# DO THIS:
Scan the records below. List lines holding "JSON".

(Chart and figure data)
········
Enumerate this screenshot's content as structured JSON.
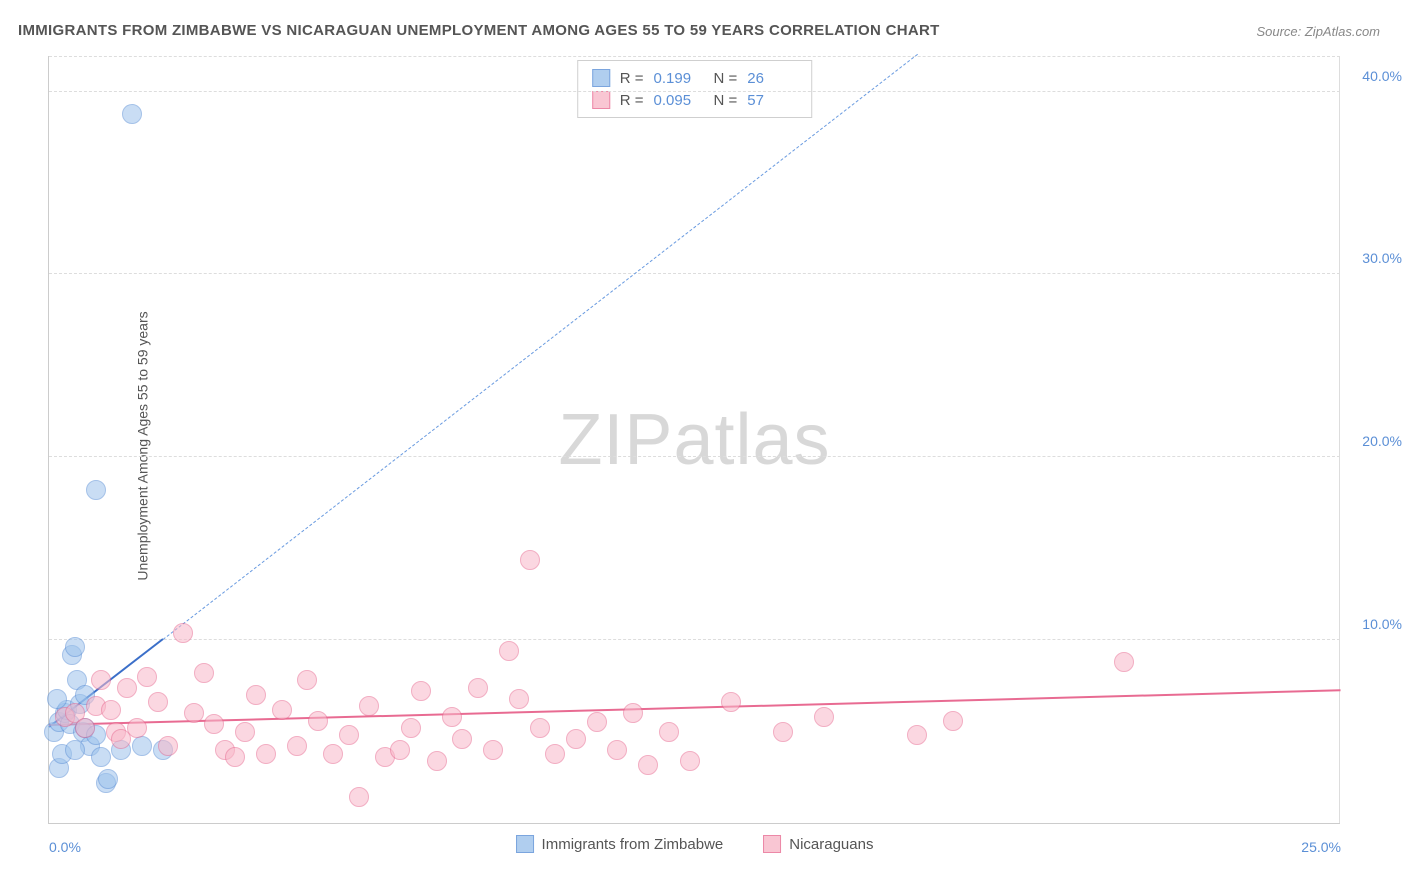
{
  "title": "IMMIGRANTS FROM ZIMBABWE VS NICARAGUAN UNEMPLOYMENT AMONG AGES 55 TO 59 YEARS CORRELATION CHART",
  "source_label": "Source: ZipAtlas.com",
  "y_axis_label": "Unemployment Among Ages 55 to 59 years",
  "watermark": {
    "part1": "ZIP",
    "part2": "atlas"
  },
  "plot": {
    "type": "scatter",
    "xlim": [
      0,
      25
    ],
    "ylim": [
      0,
      42
    ],
    "x_ticks": [
      {
        "value": 0,
        "label": "0.0%"
      },
      {
        "value": 25,
        "label": "25.0%"
      }
    ],
    "y_ticks": [
      {
        "value": 10,
        "label": "10.0%"
      },
      {
        "value": 20,
        "label": "20.0%"
      },
      {
        "value": 30,
        "label": "30.0%"
      },
      {
        "value": 40,
        "label": "40.0%"
      }
    ],
    "grid_color": "#dddddd",
    "background_color": "#ffffff",
    "series": [
      {
        "id": "zimbabwe",
        "label": "Immigrants from Zimbabwe",
        "fill_color": "#9dc3ec",
        "stroke_color": "#5b8fd6",
        "fill_opacity": 0.55,
        "marker_radius": 10,
        "R": "0.199",
        "N": "26",
        "trend": {
          "solid": {
            "x1": 0,
            "y1": 5.2,
            "x2": 2.2,
            "y2": 10.0,
            "color": "#3b6fc9",
            "width": 2
          },
          "dashed": {
            "x1": 2.2,
            "y1": 10.0,
            "x2": 16.8,
            "y2": 42.0,
            "color": "#6a9be0",
            "width": 1,
            "dash": true
          }
        },
        "points": [
          {
            "x": 1.6,
            "y": 38.8
          },
          {
            "x": 0.9,
            "y": 18.2
          },
          {
            "x": 0.1,
            "y": 5.0
          },
          {
            "x": 0.2,
            "y": 5.5
          },
          {
            "x": 0.3,
            "y": 6.0
          },
          {
            "x": 0.35,
            "y": 6.2
          },
          {
            "x": 0.4,
            "y": 5.4
          },
          {
            "x": 0.45,
            "y": 9.2
          },
          {
            "x": 0.5,
            "y": 9.6
          },
          {
            "x": 0.55,
            "y": 7.8
          },
          {
            "x": 0.6,
            "y": 6.5
          },
          {
            "x": 0.65,
            "y": 5.0
          },
          {
            "x": 0.7,
            "y": 5.2
          },
          {
            "x": 0.8,
            "y": 4.2
          },
          {
            "x": 0.9,
            "y": 4.8
          },
          {
            "x": 1.0,
            "y": 3.6
          },
          {
            "x": 1.1,
            "y": 2.2
          },
          {
            "x": 1.15,
            "y": 2.4
          },
          {
            "x": 0.2,
            "y": 3.0
          },
          {
            "x": 0.25,
            "y": 3.8
          },
          {
            "x": 1.4,
            "y": 4.0
          },
          {
            "x": 1.8,
            "y": 4.2
          },
          {
            "x": 2.2,
            "y": 4.0
          },
          {
            "x": 0.15,
            "y": 6.8
          },
          {
            "x": 0.5,
            "y": 4.0
          },
          {
            "x": 0.7,
            "y": 7.0
          }
        ]
      },
      {
        "id": "nicaraguans",
        "label": "Nicaraguans",
        "fill_color": "#f8b8c9",
        "stroke_color": "#e86b92",
        "fill_opacity": 0.55,
        "marker_radius": 10,
        "R": "0.095",
        "N": "57",
        "trend": {
          "solid": {
            "x1": 0,
            "y1": 5.3,
            "x2": 25,
            "y2": 7.2,
            "color": "#e86b92",
            "width": 2
          }
        },
        "points": [
          {
            "x": 0.3,
            "y": 5.8
          },
          {
            "x": 0.5,
            "y": 6.0
          },
          {
            "x": 0.7,
            "y": 5.2
          },
          {
            "x": 0.9,
            "y": 6.4
          },
          {
            "x": 1.0,
            "y": 7.8
          },
          {
            "x": 1.2,
            "y": 6.2
          },
          {
            "x": 1.3,
            "y": 5.0
          },
          {
            "x": 1.5,
            "y": 7.4
          },
          {
            "x": 1.7,
            "y": 5.2
          },
          {
            "x": 1.9,
            "y": 8.0
          },
          {
            "x": 2.1,
            "y": 6.6
          },
          {
            "x": 2.3,
            "y": 4.2
          },
          {
            "x": 2.6,
            "y": 10.4
          },
          {
            "x": 2.8,
            "y": 6.0
          },
          {
            "x": 3.0,
            "y": 8.2
          },
          {
            "x": 3.2,
            "y": 5.4
          },
          {
            "x": 3.4,
            "y": 4.0
          },
          {
            "x": 3.6,
            "y": 3.6
          },
          {
            "x": 3.8,
            "y": 5.0
          },
          {
            "x": 4.0,
            "y": 7.0
          },
          {
            "x": 4.2,
            "y": 3.8
          },
          {
            "x": 4.5,
            "y": 6.2
          },
          {
            "x": 4.8,
            "y": 4.2
          },
          {
            "x": 5.0,
            "y": 7.8
          },
          {
            "x": 5.2,
            "y": 5.6
          },
          {
            "x": 5.5,
            "y": 3.8
          },
          {
            "x": 5.8,
            "y": 4.8
          },
          {
            "x": 6.0,
            "y": 1.4
          },
          {
            "x": 6.2,
            "y": 6.4
          },
          {
            "x": 6.5,
            "y": 3.6
          },
          {
            "x": 6.8,
            "y": 4.0
          },
          {
            "x": 7.0,
            "y": 5.2
          },
          {
            "x": 7.2,
            "y": 7.2
          },
          {
            "x": 7.5,
            "y": 3.4
          },
          {
            "x": 7.8,
            "y": 5.8
          },
          {
            "x": 8.0,
            "y": 4.6
          },
          {
            "x": 8.3,
            "y": 7.4
          },
          {
            "x": 8.6,
            "y": 4.0
          },
          {
            "x": 8.9,
            "y": 9.4
          },
          {
            "x": 9.1,
            "y": 6.8
          },
          {
            "x": 9.3,
            "y": 14.4
          },
          {
            "x": 9.5,
            "y": 5.2
          },
          {
            "x": 9.8,
            "y": 3.8
          },
          {
            "x": 10.2,
            "y": 4.6
          },
          {
            "x": 10.6,
            "y": 5.5
          },
          {
            "x": 11.0,
            "y": 4.0
          },
          {
            "x": 11.3,
            "y": 6.0
          },
          {
            "x": 11.6,
            "y": 3.2
          },
          {
            "x": 12.0,
            "y": 5.0
          },
          {
            "x": 12.4,
            "y": 3.4
          },
          {
            "x": 13.2,
            "y": 6.6
          },
          {
            "x": 14.2,
            "y": 5.0
          },
          {
            "x": 15.0,
            "y": 5.8
          },
          {
            "x": 16.8,
            "y": 4.8
          },
          {
            "x": 17.5,
            "y": 5.6
          },
          {
            "x": 20.8,
            "y": 8.8
          },
          {
            "x": 1.4,
            "y": 4.6
          }
        ]
      }
    ]
  },
  "stats_legend": {
    "rows": [
      {
        "series": "zimbabwe",
        "R_label": "R =",
        "N_label": "N ="
      },
      {
        "series": "nicaraguans",
        "R_label": "R =",
        "N_label": "N ="
      }
    ]
  }
}
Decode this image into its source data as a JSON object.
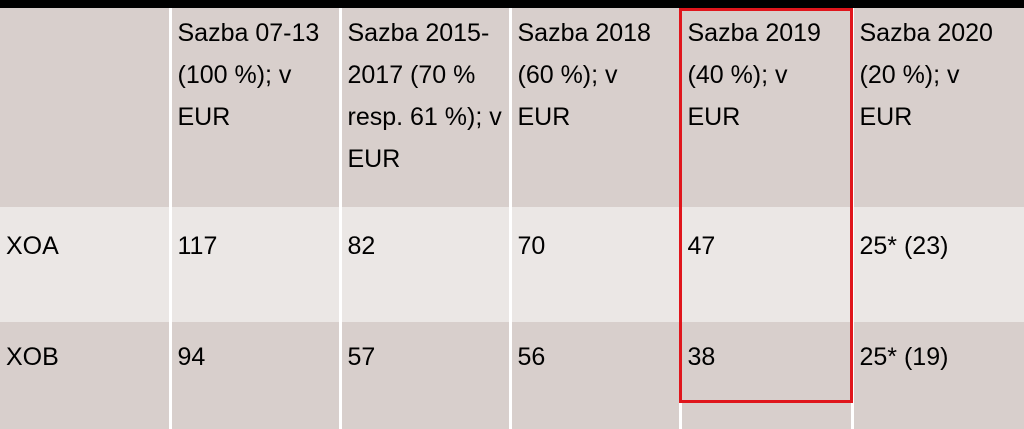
{
  "table": {
    "header": [
      "",
      "Sazba 07-13 (100 %); v EUR",
      "Sazba 2015-2017 (70 % resp. 61 %); v EUR",
      "Sazba 2018 (60 %); v EUR",
      "Sazba 2019 (40 %); v EUR",
      "Sazba 2020 (20 %); v EUR"
    ],
    "rows": [
      [
        "XOA",
        "117",
        "82",
        "70",
        "47",
        "25* (23)"
      ],
      [
        "XOB",
        "94",
        "57",
        "56",
        "38",
        "25* (19)"
      ]
    ],
    "highlighted_column": 4
  }
}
········
# FULL SOLUTION:
Enumerate this screenshot's content as structured JSON.
Decode this image into its source data as a JSON object.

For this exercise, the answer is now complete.